**Do this**
Put every line of the material below into a Markdown table with two columns, Row and Line: Row numbers each line and Line holds its text. Skip blank lines, and leave the pictures out of the table.

**Materials provided**
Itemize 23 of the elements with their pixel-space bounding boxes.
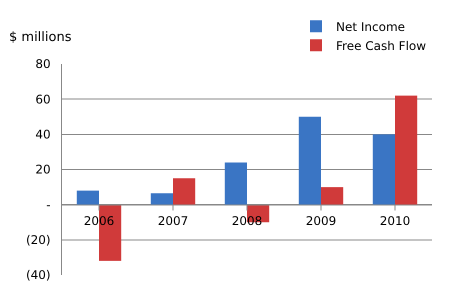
x-tick-label: 2008 xyxy=(232,214,262,228)
bar xyxy=(173,178,196,205)
bar xyxy=(150,193,173,205)
y-axis-title: $ millions xyxy=(9,30,72,45)
legend-label: Net Income xyxy=(336,20,406,34)
y-tick-label: - xyxy=(46,198,51,212)
y-tick-label: (20) xyxy=(26,233,51,248)
bar xyxy=(298,116,321,205)
bar xyxy=(395,96,418,205)
legend-label: Free Cash Flow xyxy=(336,38,426,53)
x-tick-label: 2009 xyxy=(306,214,336,228)
y-tick-label: (40) xyxy=(26,268,51,282)
bar xyxy=(224,162,247,205)
bar xyxy=(372,134,395,205)
x-tick-label: 2010 xyxy=(380,214,410,228)
bar xyxy=(76,190,99,205)
x-tick-label: 2007 xyxy=(158,214,188,228)
x-tick-label: 2006 xyxy=(84,214,114,228)
y-tick-label: 40 xyxy=(35,128,51,142)
y-tick-label: 80 xyxy=(35,57,51,72)
y-tick-label: 60 xyxy=(35,92,51,106)
y-tick-label: 20 xyxy=(35,162,51,177)
bar xyxy=(321,187,344,205)
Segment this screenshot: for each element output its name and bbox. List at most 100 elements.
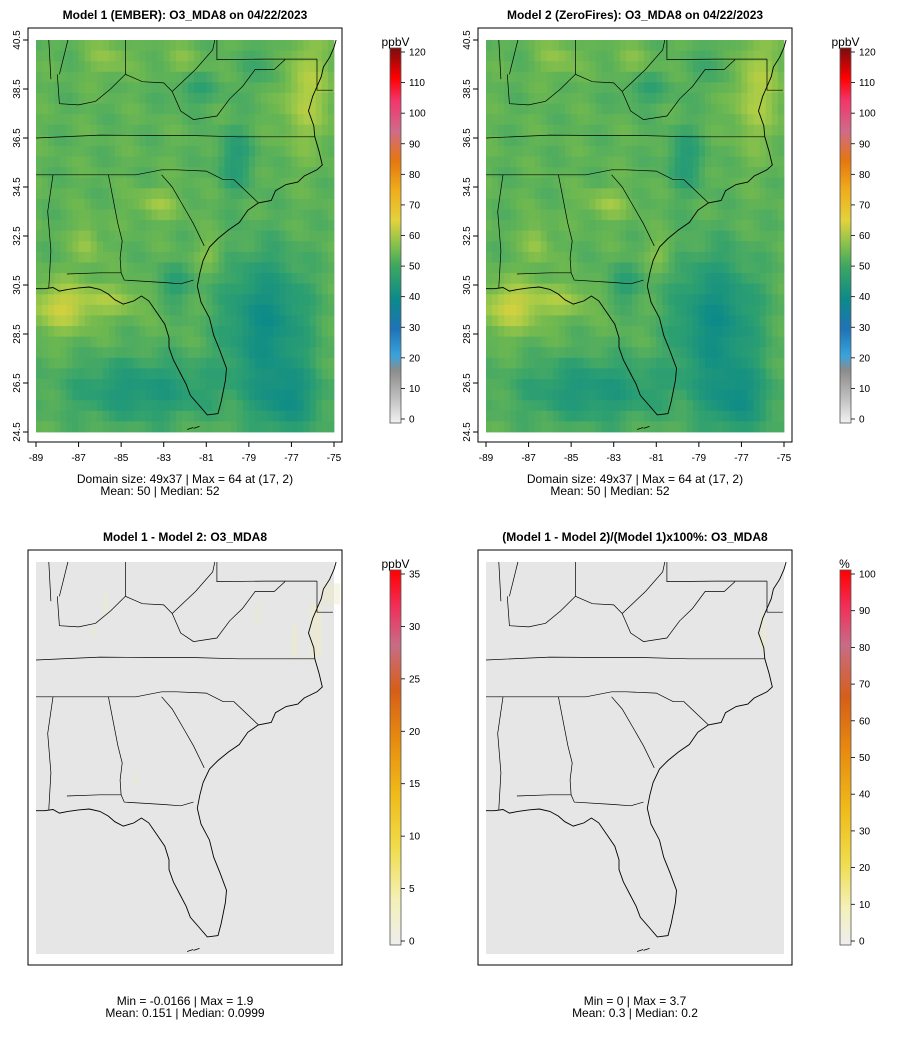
heatmap-cell: [36, 315, 43, 327]
heatmap-cell: [698, 389, 706, 401]
heatmap-cell: [717, 347, 724, 359]
heatmap-cell: [309, 230, 317, 242]
state-border: [48, 39, 52, 80]
heatmap-cell: [261, 124, 268, 136]
heatmap-cell: [735, 368, 742, 380]
heatmap-cell: [127, 92, 134, 104]
heatmap-cell: [589, 326, 596, 338]
heatmap-cell: [315, 379, 323, 391]
heatmap-cell: [175, 294, 183, 306]
heatmap-cell: [698, 368, 706, 380]
heatmap-cell: [747, 357, 754, 369]
heatmap-cell: [486, 347, 493, 359]
heatmap-cell: [309, 400, 317, 412]
heatmap-cell: [151, 103, 159, 115]
heatmap-cell: [565, 304, 572, 316]
heatmap-cell: [765, 209, 773, 221]
heatmap-cell: [133, 773, 140, 785]
heatmap-cell: [230, 135, 238, 147]
heatmap-cell: [303, 283, 311, 295]
heatmap-cell: [771, 177, 779, 189]
heatmap-cell: [650, 114, 657, 126]
heatmap-cell: [96, 326, 104, 338]
heatmap-cell: [115, 61, 122, 73]
heatmap-cell: [267, 410, 274, 422]
heatmap-cell: [309, 304, 317, 316]
heatmap-cell: [613, 230, 621, 242]
heatmap-cell: [765, 294, 773, 306]
heatmap-cell: [558, 241, 566, 253]
heatmap-cell: [181, 294, 189, 306]
heatmap-cell: [72, 400, 79, 412]
heatmap-cell: [692, 124, 700, 136]
heatmap-cell: [735, 92, 742, 104]
heatmap-cell: [571, 114, 578, 126]
heatmap-cell: [242, 40, 250, 51]
heatmap-cell: [540, 92, 548, 104]
heatmap-cell: [656, 368, 663, 380]
heatmap-cell: [729, 347, 736, 359]
heatmap-cell: [121, 82, 128, 94]
heatmap-cell: [181, 156, 189, 168]
heatmap-cell: [492, 283, 499, 295]
heatmap-cell: [613, 156, 621, 168]
state-border: [621, 59, 736, 120]
heatmap-cell: [771, 61, 779, 73]
heatmap-cell: [279, 209, 286, 221]
heatmap-cell: [492, 198, 499, 210]
heatmap-cell: [224, 71, 232, 83]
heatmap-cell: [218, 230, 225, 242]
heatmap-cell: [558, 82, 566, 94]
heatmap-cell: [504, 421, 511, 433]
heatmap-cell: [273, 156, 280, 168]
heatmap-cell: [607, 241, 615, 253]
heatmap-cell: [194, 40, 201, 51]
heatmap-cell: [704, 262, 712, 274]
heatmap-cell: [698, 262, 706, 274]
heatmap-cell: [108, 71, 116, 83]
heatmap-cell: [206, 273, 213, 285]
heatmap-cell: [498, 209, 505, 221]
heatmap-cell: [650, 379, 657, 391]
heatmap-cell: [285, 114, 292, 126]
heatmap-cell: [741, 124, 748, 136]
heatmap-cell: [741, 326, 748, 338]
heatmap-cell: [680, 103, 688, 115]
heatmap-cell: [36, 82, 43, 94]
heatmap-cell: [121, 177, 128, 189]
heatmap-cell: [90, 251, 98, 263]
heatmap-cell: [321, 273, 329, 285]
heatmap-cell: [248, 336, 256, 348]
heatmap-cell: [546, 124, 554, 136]
heatmap-cell: [522, 124, 529, 136]
heatmap-cell: [115, 103, 122, 115]
heatmap-cell: [84, 389, 92, 401]
heatmap-cell: [510, 71, 517, 83]
heatmap-cell: [729, 114, 736, 126]
heatmap-cell: [181, 103, 189, 115]
heatmap-cell: [492, 400, 499, 412]
heatmap-cell: [188, 400, 195, 412]
heatmap-cell: [242, 82, 250, 94]
heatmap-cell: [759, 82, 767, 94]
heatmap-cell: [565, 251, 572, 263]
heatmap-cell: [546, 50, 554, 62]
heatmap-cell: [212, 421, 219, 433]
heatmap-cell: [589, 82, 596, 94]
heatmap-cell: [516, 92, 523, 104]
heatmap-cell: [607, 220, 615, 232]
heatmap-cell: [42, 220, 49, 232]
heatmap-cell: [650, 357, 657, 369]
heatmap-cell: [704, 92, 712, 104]
heatmap-cell: [230, 357, 238, 369]
heatmap-cell: [723, 114, 730, 126]
heatmap-cell: [571, 368, 578, 380]
heatmap-cell: [194, 135, 201, 147]
heatmap-cell: [528, 273, 536, 285]
heatmap-cell: [90, 209, 98, 221]
heatmap-cell: [747, 241, 754, 253]
heatmap-cell: [662, 156, 669, 168]
heatmap-cell: [60, 209, 67, 221]
heatmap-cell: [285, 50, 292, 62]
heatmap-cell: [181, 357, 189, 369]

**Written answer**
| Row | Line |
|---|---|
| 1 | Itemize 23 of the elements with their pixel-space bounding boxes. |
| 2 | x-tick-label: 2008 xyxy=(232,214,262,228) |
| 3 | bar xyxy=(173,178,196,205) |
| 4 | bar xyxy=(150,193,173,205) |
| 5 | y-axis-title: $ millions xyxy=(9,30,72,45) |
| 6 | legend-label: Net Income xyxy=(336,20,406,34) |
| 7 | y-tick-label: - xyxy=(46,198,51,212) |
| 8 | y-tick-label: (20) xyxy=(26,233,51,248) |
| 9 | bar xyxy=(298,116,321,205) |
| 10 | bar xyxy=(395,96,418,205) |
| 11 | legend-label: Free Cash Flow xyxy=(336,38,426,53) |
| 12 | x-tick-label: 2009 xyxy=(306,214,336,228) |
| 13 | y-tick-label: (40) xyxy=(26,268,51,282) |
| 14 | bar xyxy=(224,162,247,205) |
| 15 | bar xyxy=(372,134,395,205) |
| 16 | x-tick-label: 2010 xyxy=(380,214,410,228) |
| 17 | bar xyxy=(76,190,99,205) |
| 18 | x-tick-label: 2007 xyxy=(158,214,188,228) |
| 19 | x-tick-label: 2006 xyxy=(84,214,114,228) |
| 20 | y-tick-label: 40 xyxy=(35,128,51,142) |
| 21 | y-tick-label: 80 xyxy=(35,57,51,72) |
| 22 | y-tick-label: 60 xyxy=(35,92,51,106) |
| 23 | y-tick-label: 20 xyxy=(35,162,51,177) |
| 24 | bar xyxy=(321,187,344,205) |
| 25 | Segment this screenshot: for each element output its name and bbox. List at most 100 elements. |
| 26 | heatmap-cell: [36, 315, 43, 327] |
| 27 | heatmap-cell: [698, 389, 706, 401] |
| 28 | heatmap-cell: [717, 347, 724, 359] |
| 29 | heatmap-cell: [309, 230, 317, 242] |
| 30 | state-border: [48, 39, 52, 80] |
| 31 | heatmap-cell: [261, 124, 268, 136] |
| 32 | heatmap-cell: [735, 368, 742, 380] |
| 33 | heatmap-cell: [127, 92, 134, 104] |
| 34 | heatmap-cell: [589, 326, 596, 338] |
| 35 | heatmap-cell: [315, 379, 323, 391] |
| 36 | heatmap-cell: [175, 294, 183, 306] |
| 37 | heatmap-cell: [698, 368, 706, 380] |
| 38 | heatmap-cell: [747, 357, 754, 369] |
| 39 | heatmap-cell: [486, 347, 493, 359] |
| 40 | heatmap-cell: [309, 400, 317, 412] |
| 41 | heatmap-cell: [151, 103, 159, 115] |
| 42 | heatmap-cell: [565, 304, 572, 316] |
| 43 | heatmap-cell: [765, 209, 773, 221] |
| 44 | heatmap-cell: [133, 773, 140, 785] |
| 45 | heatmap-cell: [230, 135, 238, 147] |
| 46 | heatmap-cell: [303, 283, 311, 295] |
| 47 | heatmap-cell: [771, 177, 779, 189] |
| 48 | heatmap-cell: [650, 114, 657, 126] |
| 49 | heatmap-cell: [96, 326, 104, 338] |
| 50 | heatmap-cell: [115, 61, 122, 73] |
| 51 | heatmap-cell: [267, 410, 274, 422] |
| 52 | heatmap-cell: [309, 304, 317, 316] |
| 53 | heatmap-cell: [613, 230, 621, 242] |
| 54 | heatmap-cell: [765, 294, 773, 306] |
| 55 | heatmap-cell: [558, 241, 566, 253] |
| 56 | heatmap-cell: [181, 294, 189, 306] |
| 57 | heatmap-cell: [72, 400, 79, 412] |
| 58 | heatmap-cell: [692, 124, 700, 136] |
| 59 | heatmap-cell: [735, 92, 742, 104] |
| 60 | heatmap-cell: [571, 114, 578, 126] |
| 61 | heatmap-cell: [242, 40, 250, 51] |
| 62 | heatmap-cell: [540, 92, 548, 104] |
| 63 | heatmap-cell: [656, 368, 663, 380] |
| 64 | heatmap-cell: [729, 347, 736, 359] |
| 65 | heatmap-cell: [121, 82, 128, 94] |
| 66 | heatmap-cell: [181, 156, 189, 168] |
| 67 | heatmap-cell: [492, 283, 499, 295] |
| 68 | heatmap-cell: [613, 156, 621, 168] |
| 69 | state-border: [621, 59, 736, 120] |
| 70 | heatmap-cell: [771, 61, 779, 73] |
| 71 | heatmap-cell: [279, 209, 286, 221] |
| 72 | heatmap-cell: [492, 198, 499, 210] |
| 73 | heatmap-cell: [224, 71, 232, 83] |
| 74 | heatmap-cell: [218, 230, 225, 242] |
| 75 | heatmap-cell: [558, 82, 566, 94] |
| 76 | heatmap-cell: [504, 421, 511, 433] |
| 77 | heatmap-cell: [273, 156, 280, 168] |
| 78 | heatmap-cell: [607, 241, 615, 253] |
| 79 | heatmap-cell: [194, 40, 201, 51] |
| 80 | heatmap-cell: [704, 262, 712, 274] |
| 81 | heatmap-cell: [698, 262, 706, 274] |
| 82 | heatmap-cell: [108, 71, 116, 83] |
| 83 | heatmap-cell: [206, 273, 213, 285] |
| 84 | heatmap-cell: [498, 209, 505, 221] |
| 85 | heatmap-cell: [650, 379, 657, 391] |
| 86 | heatmap-cell: [285, 114, 292, 126] |
| 87 | heatmap-cell: [741, 124, 748, 136] |
| 88 | heatmap-cell: [741, 326, 748, 338] |
| 89 | heatmap-cell: [680, 103, 688, 115] |
| 90 | heatmap-cell: [36, 82, 43, 94] |
| 91 | heatmap-cell: [121, 177, 128, 189] |
| 92 | heatmap-cell: [90, 251, 98, 263] |
| 93 | heatmap-cell: [321, 273, 329, 285] |
| 94 | heatmap-cell: [248, 336, 256, 348] |
| 95 | heatmap-cell: [546, 124, 554, 136] |
| 96 | heatmap-cell: [522, 124, 529, 136] |
| 97 | heatmap-cell: [115, 103, 122, 115] |
| 98 | heatmap-cell: [84, 389, 92, 401] |
| 99 | heatmap-cell: [510, 71, 517, 83] |
| 100 | heatmap-cell: [729, 114, 736, 126] |
| 101 | heatmap-cell: [181, 103, 189, 115] |
| 102 | heatmap-cell: [492, 400, 499, 412] |
| 103 | heatmap-cell: [188, 400, 195, 412] |
| 104 | heatmap-cell: [242, 82, 250, 94] |
| 105 | heatmap-cell: [759, 82, 767, 94] |
| 106 | heatmap-cell: [565, 251, 572, 263] |
| 107 | heatmap-cell: [546, 50, 554, 62] |
| 108 | heatmap-cell: [212, 421, 219, 433] |
| 109 | heatmap-cell: [589, 82, 596, 94] |
| 110 | heatmap-cell: [516, 92, 523, 104] |
| 111 | heatmap-cell: [607, 220, 615, 232] |
| 112 | heatmap-cell: [42, 220, 49, 232] |
| 113 | heatmap-cell: [650, 357, 657, 369] |
| 114 | heatmap-cell: [704, 92, 712, 104] |
| 115 | heatmap-cell: [230, 357, 238, 369] |
| 116 | heatmap-cell: [723, 114, 730, 126] |
| 117 | heatmap-cell: [571, 368, 578, 380] |
| 118 | heatmap-cell: [194, 135, 201, 147] |
| 119 | heatmap-cell: [528, 273, 536, 285] |
| 120 | heatmap-cell: [90, 209, 98, 221] |
| 121 | heatmap-cell: [747, 241, 754, 253] |
| 122 | heatmap-cell: [662, 156, 669, 168] |
| 123 | heatmap-cell: [60, 209, 67, 221] |
| 124 | heatmap-cell: [285, 50, 292, 62] |
| 125 | heatmap-cell: [181, 357, 189, 369] |